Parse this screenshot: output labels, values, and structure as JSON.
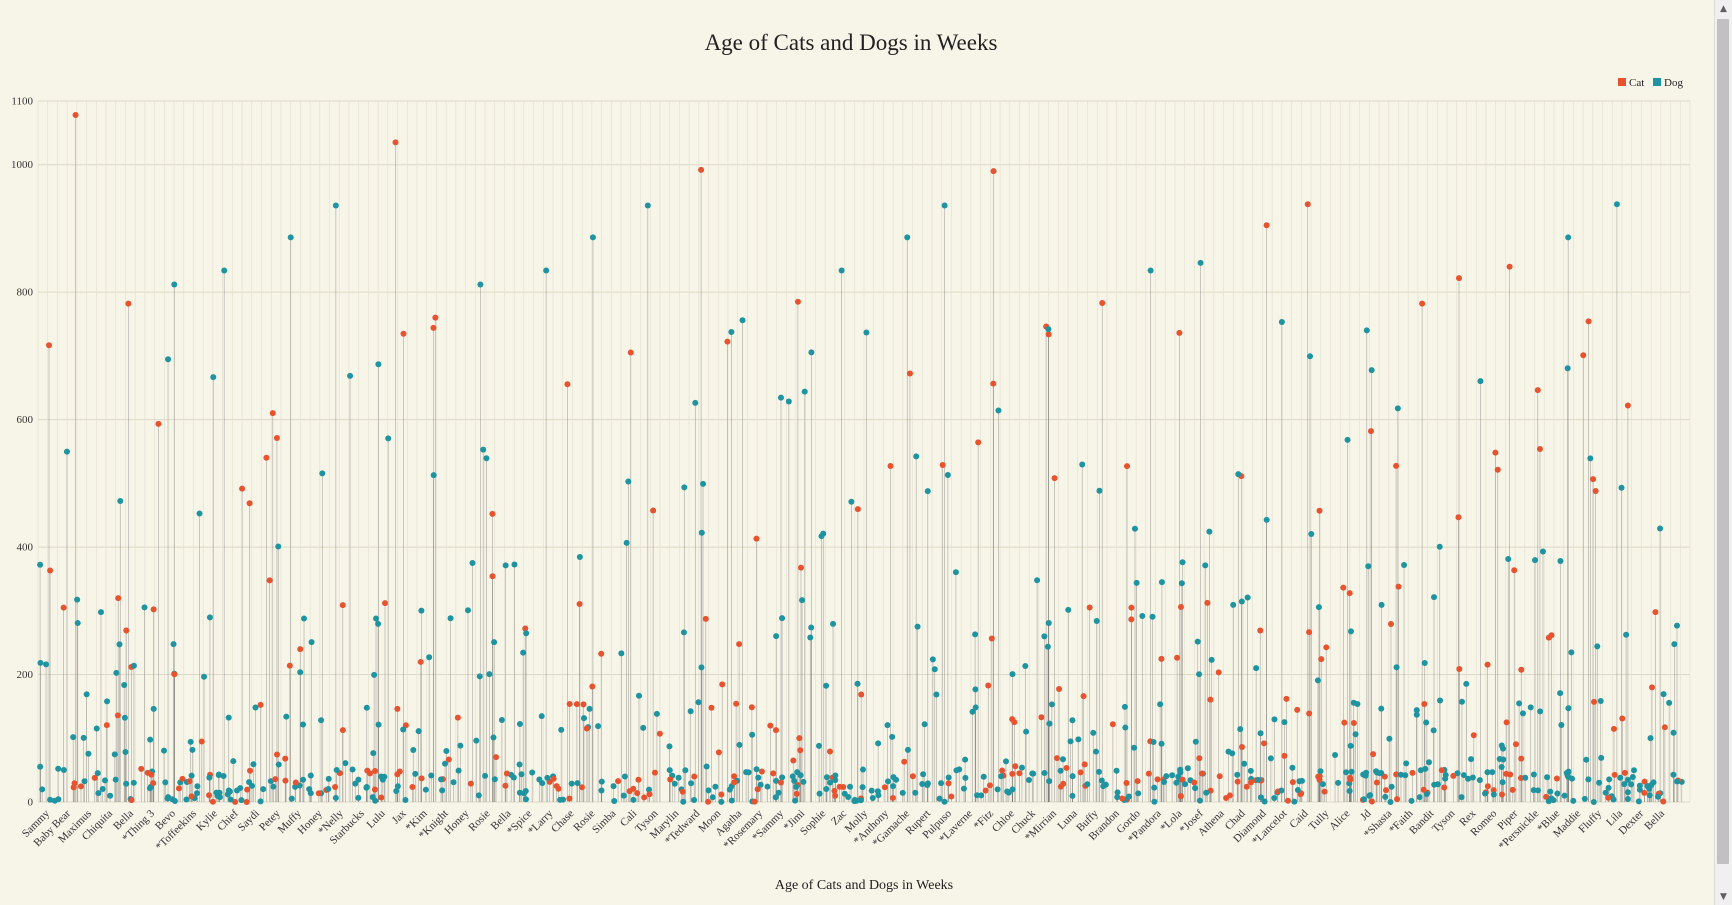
{
  "chart_data": {
    "type": "scatter",
    "title": "Age of Cats and Dogs in Weeks",
    "xlabel": "Age of Cats and Dogs in Weeks",
    "ylabel": "",
    "ylim": [
      0,
      1100
    ],
    "yticks": [
      0,
      200,
      400,
      600,
      800,
      1000,
      1100
    ],
    "grid": true,
    "legend_position": "top-right",
    "series": [
      {
        "name": "Cat",
        "color": "#e8532f"
      },
      {
        "name": "Dog",
        "color": "#1e94a0"
      }
    ],
    "x_tick_labels": [
      "Sammy",
      "Baby Bear",
      "Maximus",
      "Chiquita",
      "Bella",
      "*Thing 3",
      "Bevo",
      "*Toffeekins",
      "Kylie",
      "Chief",
      "Saydi",
      "Petey",
      "Muffy",
      "Honey",
      "*Nelly",
      "Starbucks",
      "Lulu",
      "Jax",
      "*Kim",
      "*Knight",
      "Honey",
      "Rosie",
      "Bella",
      "*Spice",
      "*Larry",
      "Chase",
      "Rosie",
      "Simba",
      "Cali",
      "Tyson",
      "Marylin",
      "*Tedward",
      "Moon",
      "Agatha",
      "*Rosemary",
      "*Sammy",
      "*Jimi",
      "Sophie",
      "Zac",
      "Molly",
      "*Anthony",
      "*Gamache",
      "Rupert",
      "Pulpuso",
      "*Laverne",
      "*Fitz",
      "Chloe",
      "Chuck",
      "*Mirrian",
      "Luna",
      "Buffy",
      "Brandon",
      "Gordo",
      "*Pandora",
      "*Lola",
      "*Josef",
      "Athena",
      "Chad",
      "Diamond",
      "*Lancelot",
      "Caid",
      "Tully",
      "Alice",
      "Jd",
      "*Shasta",
      "*Faith",
      "Bandit",
      "Tyson",
      "Rex",
      "Romeo",
      "Piper",
      "*Persnickle",
      "*Blue",
      "Maddie",
      "Fluffy",
      "Lila",
      "Dexter",
      "Bella"
    ],
    "notable_points": [
      {
        "series": "Cat",
        "y": 1078
      },
      {
        "series": "Cat",
        "y": 1035
      },
      {
        "series": "Cat",
        "y": 992
      },
      {
        "series": "Cat",
        "y": 990
      },
      {
        "series": "Cat",
        "y": 938
      },
      {
        "series": "Dog",
        "y": 938
      },
      {
        "series": "Dog",
        "y": 936
      },
      {
        "series": "Dog",
        "y": 936
      },
      {
        "series": "Dog",
        "y": 936
      },
      {
        "series": "Cat",
        "y": 905
      },
      {
        "series": "Dog",
        "y": 886
      },
      {
        "series": "Dog",
        "y": 886
      },
      {
        "series": "Dog",
        "y": 886
      },
      {
        "series": "Dog",
        "y": 886
      },
      {
        "series": "Dog",
        "y": 846
      },
      {
        "series": "Cat",
        "y": 840
      },
      {
        "series": "Dog",
        "y": 834
      },
      {
        "series": "Dog",
        "y": 834
      },
      {
        "series": "Dog",
        "y": 834
      },
      {
        "series": "Dog",
        "y": 834
      },
      {
        "series": "Cat",
        "y": 822
      },
      {
        "series": "Dog",
        "y": 812
      },
      {
        "series": "Dog",
        "y": 812
      },
      {
        "series": "Cat",
        "y": 785
      },
      {
        "series": "Cat",
        "y": 783
      },
      {
        "series": "Cat",
        "y": 782
      },
      {
        "series": "Cat",
        "y": 782
      },
      {
        "series": "Cat",
        "y": 760
      },
      {
        "series": "Dog",
        "y": 756
      },
      {
        "series": "Dog",
        "y": 742
      },
      {
        "series": "Dog",
        "y": 740
      }
    ]
  }
}
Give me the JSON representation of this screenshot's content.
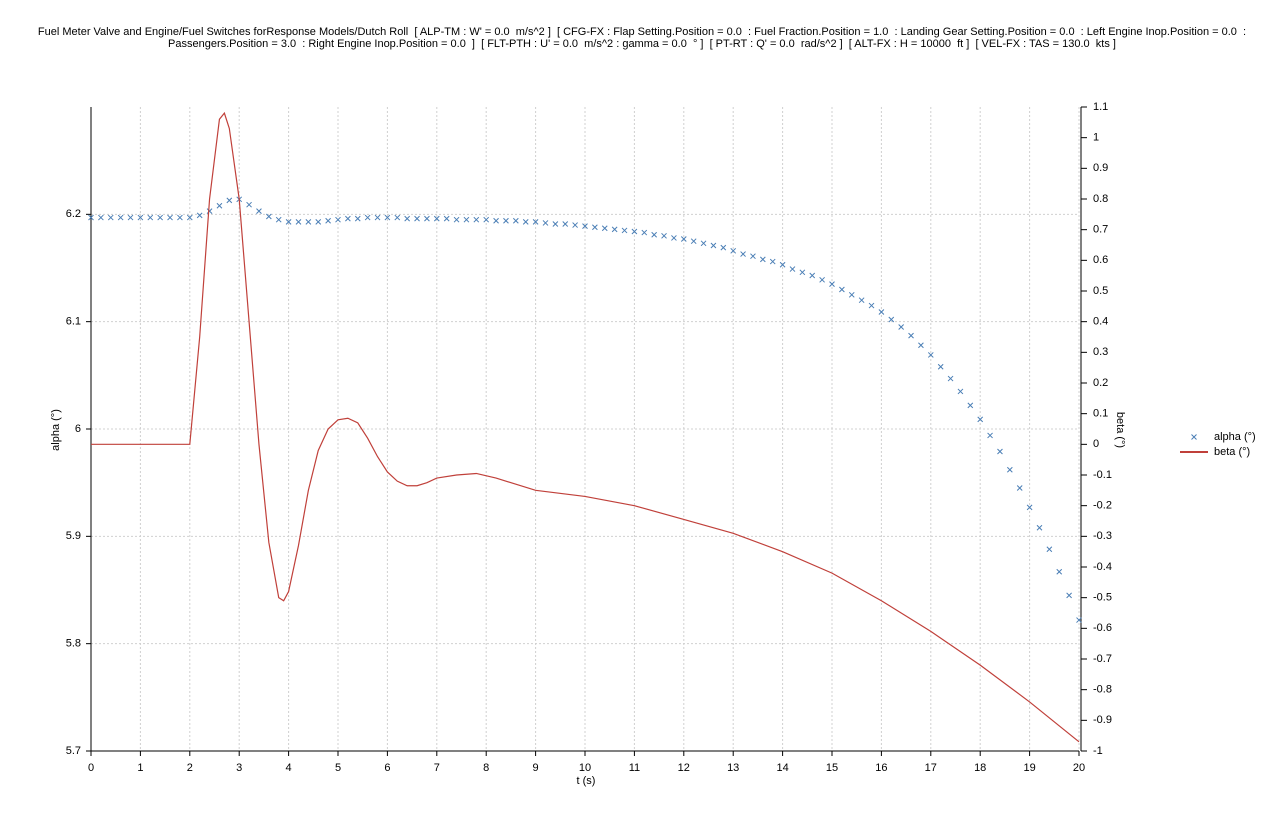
{
  "chart_data": {
    "type": "line",
    "title": [
      "Fuel Meter Valve and Engine/Fuel Switches forResponse Models/Dutch Roll  [ ALP-TM : W' = 0.0  m/s^2 ]  [ CFG-FX : Flap Setting.Position = 0.0  : Fuel Fraction.Position = 1.0  : Landing Gear Setting.Position = 0.0  : Left Engine Inop.Position = 0.0  :",
      "Passengers.Position = 3.0  : Right Engine Inop.Position = 0.0  ]  [ FLT-PTH : U' = 0.0  m/s^2 : gamma = 0.0  ° ]  [ PT-RT : Q' = 0.0  rad/s^2 ]  [ ALT-FX : H = 10000  ft ]  [ VEL-FX : TAS = 130.0  kts ]"
    ],
    "xlabel": "t (s)",
    "ylabel": "alpha (°)",
    "y2label": "beta (°)",
    "xlim": [
      0,
      20
    ],
    "xticks": [
      0,
      1,
      2,
      3,
      4,
      5,
      6,
      7,
      8,
      9,
      10,
      11,
      12,
      13,
      14,
      15,
      16,
      17,
      18,
      19,
      20
    ],
    "ylim": [
      5.7,
      6.3
    ],
    "yticks": [
      5.7,
      5.8,
      5.9,
      6,
      6.1,
      6.2
    ],
    "y2lim": [
      -1,
      1.1
    ],
    "y2ticks": [
      -1,
      -0.9,
      -0.8,
      -0.7,
      -0.6,
      -0.5,
      -0.4,
      -0.3,
      -0.2,
      -0.1,
      0,
      0.1,
      0.2,
      0.3,
      0.4,
      0.5,
      0.6,
      0.7,
      0.8,
      0.9,
      1,
      1.1
    ],
    "grid": true,
    "legend": "right",
    "series": [
      {
        "name": "alpha (°)",
        "color": "#4a7eb5",
        "style": "x",
        "x": [
          0,
          0.2,
          0.4,
          0.6,
          0.8,
          1,
          1.2,
          1.4,
          1.6,
          1.8,
          2,
          2.2,
          2.4,
          2.6,
          2.8,
          3,
          3.2,
          3.4,
          3.6,
          3.8,
          4,
          4.2,
          4.4,
          4.6,
          4.8,
          5,
          5.2,
          5.4,
          5.6,
          5.8,
          6,
          6.2,
          6.4,
          6.6,
          6.8,
          7,
          7.2,
          7.4,
          7.6,
          7.8,
          8,
          8.2,
          8.4,
          8.6,
          8.8,
          9,
          9.2,
          9.4,
          9.6,
          9.8,
          10,
          10.2,
          10.4,
          10.6,
          10.8,
          11,
          11.2,
          11.4,
          11.6,
          11.8,
          12,
          12.2,
          12.4,
          12.6,
          12.8,
          13,
          13.2,
          13.4,
          13.6,
          13.8,
          14,
          14.2,
          14.4,
          14.6,
          14.8,
          15,
          15.2,
          15.4,
          15.6,
          15.8,
          16,
          16.2,
          16.4,
          16.6,
          16.8,
          17,
          17.2,
          17.4,
          17.6,
          17.8,
          18,
          18.2,
          18.4,
          18.6,
          18.8,
          19,
          19.2,
          19.4,
          19.6,
          19.8,
          20
        ],
        "values": [
          6.197,
          6.197,
          6.197,
          6.197,
          6.197,
          6.197,
          6.197,
          6.197,
          6.197,
          6.197,
          6.197,
          6.199,
          6.203,
          6.208,
          6.213,
          6.214,
          6.209,
          6.203,
          6.198,
          6.195,
          6.193,
          6.193,
          6.193,
          6.193,
          6.194,
          6.195,
          6.196,
          6.196,
          6.197,
          6.197,
          6.197,
          6.197,
          6.196,
          6.196,
          6.196,
          6.196,
          6.196,
          6.195,
          6.195,
          6.195,
          6.195,
          6.194,
          6.194,
          6.194,
          6.193,
          6.193,
          6.192,
          6.191,
          6.191,
          6.19,
          6.189,
          6.188,
          6.187,
          6.186,
          6.185,
          6.184,
          6.183,
          6.181,
          6.18,
          6.178,
          6.177,
          6.175,
          6.173,
          6.171,
          6.169,
          6.166,
          6.163,
          6.161,
          6.158,
          6.156,
          6.153,
          6.149,
          6.146,
          6.143,
          6.139,
          6.135,
          6.13,
          6.125,
          6.12,
          6.115,
          6.109,
          6.102,
          6.095,
          6.087,
          6.078,
          6.069,
          6.058,
          6.047,
          6.035,
          6.022,
          6.009,
          5.994,
          5.979,
          5.962,
          5.945,
          5.927,
          5.908,
          5.888,
          5.867,
          5.845,
          5.822
        ]
      },
      {
        "name": "beta (°)",
        "color": "#c0403a",
        "style": "line",
        "axis": "y2",
        "x": [
          0,
          1,
          2,
          2.2,
          2.4,
          2.6,
          2.7,
          2.8,
          3,
          3.2,
          3.4,
          3.6,
          3.8,
          3.9,
          4,
          4.2,
          4.4,
          4.6,
          4.8,
          5,
          5.2,
          5.4,
          5.6,
          5.8,
          6,
          6.2,
          6.4,
          6.6,
          6.8,
          7,
          7.4,
          7.8,
          8.2,
          8.6,
          9,
          10,
          11,
          12,
          13,
          14,
          15,
          16,
          17,
          18,
          19,
          20
        ],
        "values": [
          0,
          0,
          0,
          0.35,
          0.8,
          1.06,
          1.08,
          1.03,
          0.8,
          0.4,
          0,
          -0.32,
          -0.5,
          -0.51,
          -0.48,
          -0.33,
          -0.15,
          -0.02,
          0.05,
          0.08,
          0.085,
          0.07,
          0.02,
          -0.04,
          -0.09,
          -0.12,
          -0.135,
          -0.135,
          -0.125,
          -0.11,
          -0.1,
          -0.095,
          -0.11,
          -0.13,
          -0.15,
          -0.17,
          -0.2,
          -0.245,
          -0.29,
          -0.35,
          -0.42,
          -0.51,
          -0.61,
          -0.72,
          -0.84,
          -0.97
        ]
      }
    ]
  }
}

※

Show every line from the listing above in which the string "Weeks" appears.

    "title": "Age of Cats and Dogs in Weeks",
    "xlabel": "Age of Cats and Dogs in Weeks",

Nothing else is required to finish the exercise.